▶ **WRITTEN EXERCISE**
Count every line below in which "khác" occurs, then give only the count.

▶ **RECORDS SUPPLIED**
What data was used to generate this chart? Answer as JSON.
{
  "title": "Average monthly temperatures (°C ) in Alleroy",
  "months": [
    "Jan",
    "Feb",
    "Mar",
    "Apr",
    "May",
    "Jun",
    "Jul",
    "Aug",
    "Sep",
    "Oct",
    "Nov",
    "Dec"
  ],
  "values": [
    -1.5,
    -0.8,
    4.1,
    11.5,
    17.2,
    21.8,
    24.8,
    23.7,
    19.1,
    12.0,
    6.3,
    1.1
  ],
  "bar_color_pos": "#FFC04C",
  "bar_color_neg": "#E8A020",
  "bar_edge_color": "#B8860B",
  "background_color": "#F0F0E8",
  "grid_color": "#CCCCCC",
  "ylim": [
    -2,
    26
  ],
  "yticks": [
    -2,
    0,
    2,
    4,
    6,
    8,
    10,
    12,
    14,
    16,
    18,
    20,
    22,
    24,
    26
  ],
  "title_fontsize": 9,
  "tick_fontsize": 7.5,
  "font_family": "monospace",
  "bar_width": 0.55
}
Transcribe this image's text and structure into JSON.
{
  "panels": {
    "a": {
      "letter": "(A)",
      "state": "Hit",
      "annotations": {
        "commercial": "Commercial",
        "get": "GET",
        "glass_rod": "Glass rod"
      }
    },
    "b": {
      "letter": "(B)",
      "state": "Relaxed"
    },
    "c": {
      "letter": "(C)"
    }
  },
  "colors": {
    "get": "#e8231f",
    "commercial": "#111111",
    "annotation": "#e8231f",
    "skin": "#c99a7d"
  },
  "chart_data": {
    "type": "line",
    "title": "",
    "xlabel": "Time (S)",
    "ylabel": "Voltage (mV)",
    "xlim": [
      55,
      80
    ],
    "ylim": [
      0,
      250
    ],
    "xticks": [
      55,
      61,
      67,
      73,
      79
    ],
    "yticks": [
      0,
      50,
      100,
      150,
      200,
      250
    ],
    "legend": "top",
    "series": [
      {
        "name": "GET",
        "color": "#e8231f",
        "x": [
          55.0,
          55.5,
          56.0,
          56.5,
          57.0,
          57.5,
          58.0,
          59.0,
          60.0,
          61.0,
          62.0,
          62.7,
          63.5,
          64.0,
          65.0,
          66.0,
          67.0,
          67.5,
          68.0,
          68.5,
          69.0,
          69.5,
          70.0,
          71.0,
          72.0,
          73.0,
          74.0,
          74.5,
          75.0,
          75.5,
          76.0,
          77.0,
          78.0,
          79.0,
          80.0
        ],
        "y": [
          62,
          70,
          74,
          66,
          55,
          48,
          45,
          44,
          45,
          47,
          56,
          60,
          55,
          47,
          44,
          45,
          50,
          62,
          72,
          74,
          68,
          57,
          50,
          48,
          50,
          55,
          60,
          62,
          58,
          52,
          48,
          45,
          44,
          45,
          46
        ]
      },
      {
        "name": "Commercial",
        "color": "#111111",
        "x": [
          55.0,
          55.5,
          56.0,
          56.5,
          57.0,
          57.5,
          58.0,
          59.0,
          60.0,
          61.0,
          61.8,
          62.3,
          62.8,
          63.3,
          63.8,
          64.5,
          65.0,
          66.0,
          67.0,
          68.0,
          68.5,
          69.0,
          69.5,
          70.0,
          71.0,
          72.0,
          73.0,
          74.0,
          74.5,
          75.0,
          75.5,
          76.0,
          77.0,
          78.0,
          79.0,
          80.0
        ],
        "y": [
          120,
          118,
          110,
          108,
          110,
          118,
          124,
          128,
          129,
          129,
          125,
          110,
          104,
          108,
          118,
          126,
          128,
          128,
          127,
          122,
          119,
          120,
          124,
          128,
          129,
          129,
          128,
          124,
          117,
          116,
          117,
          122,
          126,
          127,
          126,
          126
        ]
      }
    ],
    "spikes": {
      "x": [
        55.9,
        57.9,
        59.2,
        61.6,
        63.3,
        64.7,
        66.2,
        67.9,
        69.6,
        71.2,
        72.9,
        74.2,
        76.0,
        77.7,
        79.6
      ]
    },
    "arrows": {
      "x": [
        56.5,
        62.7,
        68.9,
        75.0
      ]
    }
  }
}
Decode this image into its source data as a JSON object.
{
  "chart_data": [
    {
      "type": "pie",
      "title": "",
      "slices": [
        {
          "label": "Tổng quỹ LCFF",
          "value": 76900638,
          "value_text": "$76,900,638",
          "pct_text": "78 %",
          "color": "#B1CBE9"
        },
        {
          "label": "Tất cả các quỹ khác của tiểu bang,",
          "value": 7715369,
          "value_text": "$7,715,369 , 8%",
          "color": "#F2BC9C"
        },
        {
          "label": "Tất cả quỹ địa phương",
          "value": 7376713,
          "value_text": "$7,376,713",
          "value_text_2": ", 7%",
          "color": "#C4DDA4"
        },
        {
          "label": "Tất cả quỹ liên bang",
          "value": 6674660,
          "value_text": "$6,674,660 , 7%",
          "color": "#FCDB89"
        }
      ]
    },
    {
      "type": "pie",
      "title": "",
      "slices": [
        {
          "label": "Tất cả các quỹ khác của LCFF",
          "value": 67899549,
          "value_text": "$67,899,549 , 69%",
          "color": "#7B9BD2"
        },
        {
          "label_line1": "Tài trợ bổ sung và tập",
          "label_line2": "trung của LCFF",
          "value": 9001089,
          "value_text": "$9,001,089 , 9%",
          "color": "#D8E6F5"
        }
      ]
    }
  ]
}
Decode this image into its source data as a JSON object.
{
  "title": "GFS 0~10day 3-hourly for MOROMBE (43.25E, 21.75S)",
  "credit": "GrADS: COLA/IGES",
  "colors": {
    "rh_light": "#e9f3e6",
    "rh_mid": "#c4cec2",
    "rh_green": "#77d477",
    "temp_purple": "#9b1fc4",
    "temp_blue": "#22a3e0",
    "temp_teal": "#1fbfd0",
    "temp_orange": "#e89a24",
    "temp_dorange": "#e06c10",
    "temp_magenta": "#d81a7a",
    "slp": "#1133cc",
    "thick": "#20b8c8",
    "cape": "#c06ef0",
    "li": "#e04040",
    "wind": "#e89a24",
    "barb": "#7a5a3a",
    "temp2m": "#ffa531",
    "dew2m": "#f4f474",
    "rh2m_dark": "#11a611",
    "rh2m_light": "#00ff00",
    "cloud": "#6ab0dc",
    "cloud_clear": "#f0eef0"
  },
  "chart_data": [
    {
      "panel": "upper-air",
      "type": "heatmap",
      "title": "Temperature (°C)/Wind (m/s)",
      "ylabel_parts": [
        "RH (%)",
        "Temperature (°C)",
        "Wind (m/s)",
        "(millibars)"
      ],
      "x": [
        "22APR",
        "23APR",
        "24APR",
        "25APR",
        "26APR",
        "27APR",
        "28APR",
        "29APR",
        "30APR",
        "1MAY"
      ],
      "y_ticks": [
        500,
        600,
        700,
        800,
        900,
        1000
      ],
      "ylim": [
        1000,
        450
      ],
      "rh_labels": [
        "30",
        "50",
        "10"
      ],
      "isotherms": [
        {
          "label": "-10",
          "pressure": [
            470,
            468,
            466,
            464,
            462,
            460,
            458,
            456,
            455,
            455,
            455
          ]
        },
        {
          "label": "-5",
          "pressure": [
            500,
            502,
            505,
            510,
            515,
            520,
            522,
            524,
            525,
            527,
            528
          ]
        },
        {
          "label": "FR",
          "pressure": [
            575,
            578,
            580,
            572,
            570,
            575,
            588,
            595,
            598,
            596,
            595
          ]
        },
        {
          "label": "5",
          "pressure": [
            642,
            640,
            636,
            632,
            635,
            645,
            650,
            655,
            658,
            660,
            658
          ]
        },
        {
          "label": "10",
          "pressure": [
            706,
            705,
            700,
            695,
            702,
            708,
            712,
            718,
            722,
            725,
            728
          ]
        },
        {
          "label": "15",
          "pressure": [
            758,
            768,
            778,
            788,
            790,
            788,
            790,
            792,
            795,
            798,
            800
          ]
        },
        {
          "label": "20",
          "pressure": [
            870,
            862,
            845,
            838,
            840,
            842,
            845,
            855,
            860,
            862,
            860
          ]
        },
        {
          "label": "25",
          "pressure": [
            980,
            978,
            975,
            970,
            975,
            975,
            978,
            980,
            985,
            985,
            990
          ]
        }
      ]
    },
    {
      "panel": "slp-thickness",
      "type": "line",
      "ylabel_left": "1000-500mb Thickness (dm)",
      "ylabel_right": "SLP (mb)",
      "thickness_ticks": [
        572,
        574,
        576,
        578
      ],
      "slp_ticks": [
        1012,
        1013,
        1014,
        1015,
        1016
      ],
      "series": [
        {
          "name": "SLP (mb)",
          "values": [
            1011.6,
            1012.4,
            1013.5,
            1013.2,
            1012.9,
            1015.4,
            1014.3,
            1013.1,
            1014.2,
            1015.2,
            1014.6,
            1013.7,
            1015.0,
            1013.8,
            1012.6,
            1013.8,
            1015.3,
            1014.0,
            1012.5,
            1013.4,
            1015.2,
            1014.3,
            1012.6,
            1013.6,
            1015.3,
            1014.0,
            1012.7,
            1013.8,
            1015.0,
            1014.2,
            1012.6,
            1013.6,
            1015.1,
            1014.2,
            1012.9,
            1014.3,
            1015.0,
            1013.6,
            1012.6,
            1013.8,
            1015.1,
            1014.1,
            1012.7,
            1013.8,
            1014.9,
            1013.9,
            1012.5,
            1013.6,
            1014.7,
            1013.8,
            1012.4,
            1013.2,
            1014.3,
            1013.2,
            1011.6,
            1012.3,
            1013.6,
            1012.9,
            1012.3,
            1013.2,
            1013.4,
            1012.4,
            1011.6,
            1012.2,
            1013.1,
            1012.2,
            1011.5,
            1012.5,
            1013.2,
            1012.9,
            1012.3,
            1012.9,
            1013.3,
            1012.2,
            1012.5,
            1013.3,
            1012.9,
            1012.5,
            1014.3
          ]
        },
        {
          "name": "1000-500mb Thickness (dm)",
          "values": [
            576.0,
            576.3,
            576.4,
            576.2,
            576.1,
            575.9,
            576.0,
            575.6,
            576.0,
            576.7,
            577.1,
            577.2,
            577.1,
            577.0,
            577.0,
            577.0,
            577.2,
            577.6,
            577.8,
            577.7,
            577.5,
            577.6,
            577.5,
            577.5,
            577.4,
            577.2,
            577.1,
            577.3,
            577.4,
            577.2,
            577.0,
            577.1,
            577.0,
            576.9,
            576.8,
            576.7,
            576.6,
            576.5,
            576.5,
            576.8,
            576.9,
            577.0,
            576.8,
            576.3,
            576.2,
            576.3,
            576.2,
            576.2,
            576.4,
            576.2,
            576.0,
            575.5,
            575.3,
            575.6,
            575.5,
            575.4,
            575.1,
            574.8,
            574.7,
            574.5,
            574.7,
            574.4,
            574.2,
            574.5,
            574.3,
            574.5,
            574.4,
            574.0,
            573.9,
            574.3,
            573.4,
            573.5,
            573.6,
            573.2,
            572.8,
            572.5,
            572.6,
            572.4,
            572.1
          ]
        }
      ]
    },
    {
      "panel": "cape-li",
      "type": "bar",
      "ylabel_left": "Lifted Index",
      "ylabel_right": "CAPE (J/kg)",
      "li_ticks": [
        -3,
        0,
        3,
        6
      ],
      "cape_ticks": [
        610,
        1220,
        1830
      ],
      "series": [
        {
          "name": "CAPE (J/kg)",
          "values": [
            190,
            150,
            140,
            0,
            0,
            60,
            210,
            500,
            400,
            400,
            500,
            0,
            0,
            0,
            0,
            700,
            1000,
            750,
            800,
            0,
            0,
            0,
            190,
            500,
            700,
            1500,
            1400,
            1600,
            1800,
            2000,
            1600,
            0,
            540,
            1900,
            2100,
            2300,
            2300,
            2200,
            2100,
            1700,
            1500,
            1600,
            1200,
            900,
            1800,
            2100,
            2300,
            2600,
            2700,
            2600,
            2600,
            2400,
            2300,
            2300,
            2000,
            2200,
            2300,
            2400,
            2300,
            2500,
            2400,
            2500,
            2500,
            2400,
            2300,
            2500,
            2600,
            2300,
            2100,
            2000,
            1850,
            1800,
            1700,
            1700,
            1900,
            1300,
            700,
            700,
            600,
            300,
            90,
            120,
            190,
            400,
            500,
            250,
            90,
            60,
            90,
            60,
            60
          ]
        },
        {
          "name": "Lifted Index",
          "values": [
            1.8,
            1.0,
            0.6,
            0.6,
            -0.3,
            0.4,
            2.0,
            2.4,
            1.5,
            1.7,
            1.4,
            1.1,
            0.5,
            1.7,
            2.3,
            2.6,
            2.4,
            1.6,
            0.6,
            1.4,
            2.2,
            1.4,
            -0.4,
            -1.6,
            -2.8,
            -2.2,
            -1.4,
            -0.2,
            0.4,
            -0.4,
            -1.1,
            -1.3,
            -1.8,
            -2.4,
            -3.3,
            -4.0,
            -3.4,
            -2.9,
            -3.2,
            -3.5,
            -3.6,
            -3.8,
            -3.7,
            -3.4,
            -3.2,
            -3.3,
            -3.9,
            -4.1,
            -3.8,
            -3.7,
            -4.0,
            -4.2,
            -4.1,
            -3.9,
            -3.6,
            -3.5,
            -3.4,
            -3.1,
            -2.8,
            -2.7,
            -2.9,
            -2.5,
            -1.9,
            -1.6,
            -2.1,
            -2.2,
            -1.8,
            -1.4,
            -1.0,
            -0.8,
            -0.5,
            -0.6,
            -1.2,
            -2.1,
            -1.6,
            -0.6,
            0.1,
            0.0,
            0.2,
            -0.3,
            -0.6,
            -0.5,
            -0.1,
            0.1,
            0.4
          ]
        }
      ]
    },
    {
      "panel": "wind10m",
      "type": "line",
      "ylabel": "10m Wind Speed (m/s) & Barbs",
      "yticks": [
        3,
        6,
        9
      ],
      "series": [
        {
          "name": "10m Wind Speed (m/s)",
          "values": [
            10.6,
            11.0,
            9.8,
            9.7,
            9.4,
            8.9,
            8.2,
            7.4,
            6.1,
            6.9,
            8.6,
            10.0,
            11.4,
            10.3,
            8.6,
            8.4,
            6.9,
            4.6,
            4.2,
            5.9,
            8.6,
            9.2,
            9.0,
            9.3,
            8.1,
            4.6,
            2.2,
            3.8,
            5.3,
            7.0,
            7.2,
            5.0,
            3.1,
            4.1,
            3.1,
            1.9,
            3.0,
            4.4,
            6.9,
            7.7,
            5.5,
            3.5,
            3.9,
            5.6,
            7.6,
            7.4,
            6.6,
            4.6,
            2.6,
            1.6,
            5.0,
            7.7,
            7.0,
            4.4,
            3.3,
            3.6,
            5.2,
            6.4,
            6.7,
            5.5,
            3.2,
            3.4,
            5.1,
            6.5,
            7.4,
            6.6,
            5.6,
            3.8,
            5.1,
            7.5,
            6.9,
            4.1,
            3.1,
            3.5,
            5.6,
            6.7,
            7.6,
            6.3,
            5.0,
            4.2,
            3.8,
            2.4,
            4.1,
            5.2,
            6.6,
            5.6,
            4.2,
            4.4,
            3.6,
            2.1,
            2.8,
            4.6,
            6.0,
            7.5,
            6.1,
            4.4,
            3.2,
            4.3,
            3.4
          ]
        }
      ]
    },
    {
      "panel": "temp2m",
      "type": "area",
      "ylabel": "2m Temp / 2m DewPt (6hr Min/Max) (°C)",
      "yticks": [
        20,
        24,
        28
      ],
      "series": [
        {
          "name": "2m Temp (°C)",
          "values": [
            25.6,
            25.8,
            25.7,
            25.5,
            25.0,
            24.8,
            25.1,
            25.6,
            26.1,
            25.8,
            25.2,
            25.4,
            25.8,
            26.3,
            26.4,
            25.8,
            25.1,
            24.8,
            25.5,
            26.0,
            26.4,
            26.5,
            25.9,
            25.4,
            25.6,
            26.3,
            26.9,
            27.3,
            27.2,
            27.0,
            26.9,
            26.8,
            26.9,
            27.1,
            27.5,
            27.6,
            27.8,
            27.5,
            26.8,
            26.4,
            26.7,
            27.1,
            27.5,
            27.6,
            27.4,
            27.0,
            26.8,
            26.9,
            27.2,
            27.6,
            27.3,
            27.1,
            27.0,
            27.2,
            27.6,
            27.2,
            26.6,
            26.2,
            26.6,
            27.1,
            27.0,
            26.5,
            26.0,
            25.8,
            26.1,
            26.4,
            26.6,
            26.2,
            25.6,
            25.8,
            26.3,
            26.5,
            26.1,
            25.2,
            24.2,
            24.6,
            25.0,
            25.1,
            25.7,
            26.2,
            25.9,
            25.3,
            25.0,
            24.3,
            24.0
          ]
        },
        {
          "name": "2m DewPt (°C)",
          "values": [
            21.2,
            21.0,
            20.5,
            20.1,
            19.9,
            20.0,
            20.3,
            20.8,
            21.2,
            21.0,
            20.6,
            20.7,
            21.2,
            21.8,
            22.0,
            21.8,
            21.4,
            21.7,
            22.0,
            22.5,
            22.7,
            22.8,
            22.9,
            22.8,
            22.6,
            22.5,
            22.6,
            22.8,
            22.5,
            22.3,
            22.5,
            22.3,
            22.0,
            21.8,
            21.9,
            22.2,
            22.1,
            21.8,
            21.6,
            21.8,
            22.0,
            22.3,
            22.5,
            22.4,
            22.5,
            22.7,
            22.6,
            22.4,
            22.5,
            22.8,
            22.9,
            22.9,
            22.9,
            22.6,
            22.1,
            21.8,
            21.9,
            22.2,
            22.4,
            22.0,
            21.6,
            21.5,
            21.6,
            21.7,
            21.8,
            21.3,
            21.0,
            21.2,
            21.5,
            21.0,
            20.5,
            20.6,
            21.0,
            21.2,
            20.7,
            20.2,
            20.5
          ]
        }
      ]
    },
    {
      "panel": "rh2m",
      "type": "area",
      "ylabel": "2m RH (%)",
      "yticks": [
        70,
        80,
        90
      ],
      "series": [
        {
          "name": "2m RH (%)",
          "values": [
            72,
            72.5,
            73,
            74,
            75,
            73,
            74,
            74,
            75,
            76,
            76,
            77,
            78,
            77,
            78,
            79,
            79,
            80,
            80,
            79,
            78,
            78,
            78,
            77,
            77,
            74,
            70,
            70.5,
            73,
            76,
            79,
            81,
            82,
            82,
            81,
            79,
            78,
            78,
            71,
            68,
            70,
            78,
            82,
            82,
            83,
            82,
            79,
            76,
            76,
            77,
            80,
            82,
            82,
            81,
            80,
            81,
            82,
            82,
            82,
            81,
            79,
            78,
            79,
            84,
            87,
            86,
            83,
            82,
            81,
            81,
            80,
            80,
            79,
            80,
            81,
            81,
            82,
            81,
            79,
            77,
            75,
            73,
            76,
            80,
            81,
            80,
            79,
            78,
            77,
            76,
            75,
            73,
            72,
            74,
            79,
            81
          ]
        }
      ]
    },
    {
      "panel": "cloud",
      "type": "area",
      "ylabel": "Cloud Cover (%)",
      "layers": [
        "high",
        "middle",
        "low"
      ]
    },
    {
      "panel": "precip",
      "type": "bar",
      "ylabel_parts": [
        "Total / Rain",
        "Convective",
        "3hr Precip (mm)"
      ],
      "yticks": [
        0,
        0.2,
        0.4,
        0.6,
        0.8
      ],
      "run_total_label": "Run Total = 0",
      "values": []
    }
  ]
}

▶ **RESPONSE TO THIS EXERCISE**
2